Aim of the task ▸ Rename "leader-line" to "connector-line" in the material between the lines holding "Enumerate the UI" and "tab[interactable]: Прибыль <box>215", inclusive. Return only those lines, otherwise unchanged and without the pictures.

Raw records ▸
###
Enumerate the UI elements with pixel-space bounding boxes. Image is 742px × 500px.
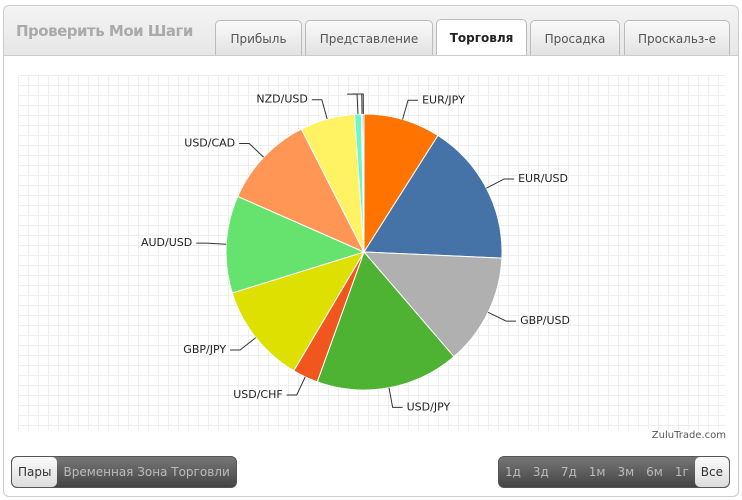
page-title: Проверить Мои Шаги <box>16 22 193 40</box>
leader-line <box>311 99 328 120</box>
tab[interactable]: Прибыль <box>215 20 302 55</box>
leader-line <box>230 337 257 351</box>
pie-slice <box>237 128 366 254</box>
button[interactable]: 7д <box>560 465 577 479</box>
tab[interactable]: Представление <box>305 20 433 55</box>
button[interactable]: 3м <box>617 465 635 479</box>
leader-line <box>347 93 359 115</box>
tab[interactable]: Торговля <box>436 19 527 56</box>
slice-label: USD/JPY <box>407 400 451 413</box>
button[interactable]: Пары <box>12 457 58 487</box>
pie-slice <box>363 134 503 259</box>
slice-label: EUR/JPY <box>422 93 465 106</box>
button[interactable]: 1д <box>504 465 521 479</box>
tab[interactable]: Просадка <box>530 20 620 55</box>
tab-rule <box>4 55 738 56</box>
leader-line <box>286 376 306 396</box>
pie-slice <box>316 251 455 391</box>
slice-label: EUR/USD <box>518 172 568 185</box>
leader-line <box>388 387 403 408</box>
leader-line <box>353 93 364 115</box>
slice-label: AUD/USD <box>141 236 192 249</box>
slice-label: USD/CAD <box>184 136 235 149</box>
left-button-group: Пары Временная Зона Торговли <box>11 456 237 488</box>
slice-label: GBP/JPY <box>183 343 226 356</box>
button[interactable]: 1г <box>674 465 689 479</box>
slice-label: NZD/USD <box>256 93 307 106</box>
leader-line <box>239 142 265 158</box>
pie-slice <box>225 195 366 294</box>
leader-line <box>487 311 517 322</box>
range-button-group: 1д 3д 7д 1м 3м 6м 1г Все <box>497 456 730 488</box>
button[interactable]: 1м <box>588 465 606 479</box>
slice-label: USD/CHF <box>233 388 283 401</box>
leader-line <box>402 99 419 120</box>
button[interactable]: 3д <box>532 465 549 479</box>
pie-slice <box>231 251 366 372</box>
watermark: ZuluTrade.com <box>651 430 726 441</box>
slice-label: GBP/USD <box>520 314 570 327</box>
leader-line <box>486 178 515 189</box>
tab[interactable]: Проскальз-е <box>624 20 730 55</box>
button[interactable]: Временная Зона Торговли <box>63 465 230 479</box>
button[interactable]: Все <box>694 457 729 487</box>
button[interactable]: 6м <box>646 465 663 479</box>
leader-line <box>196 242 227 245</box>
###
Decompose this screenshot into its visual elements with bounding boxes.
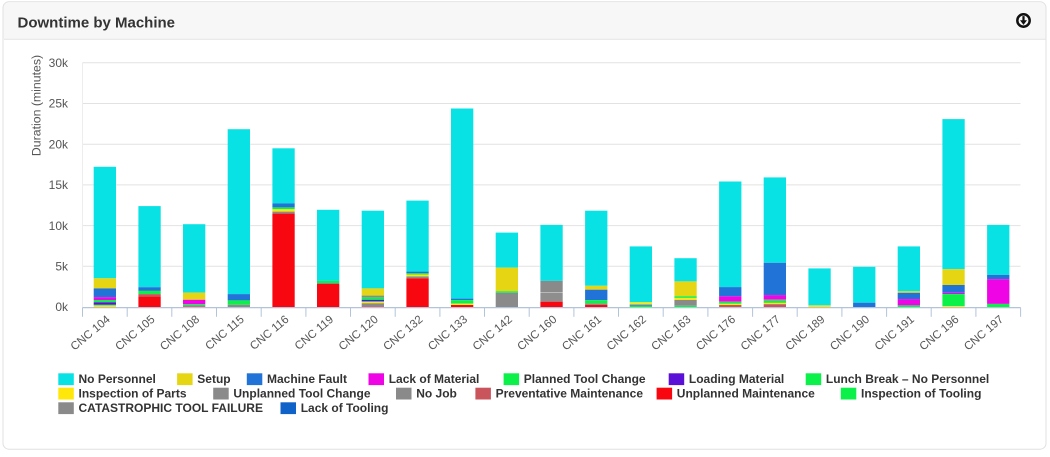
###
Result for this task ▸
Enumerate the UI elements with pixel-space bounding boxes. Image is 742px × 500px.
page-title: Проверить Мои Шаги <box>16 22 193 40</box>
connector-line <box>311 99 328 120</box>
tab[interactable]: Прибыль <box>215 20 302 55</box>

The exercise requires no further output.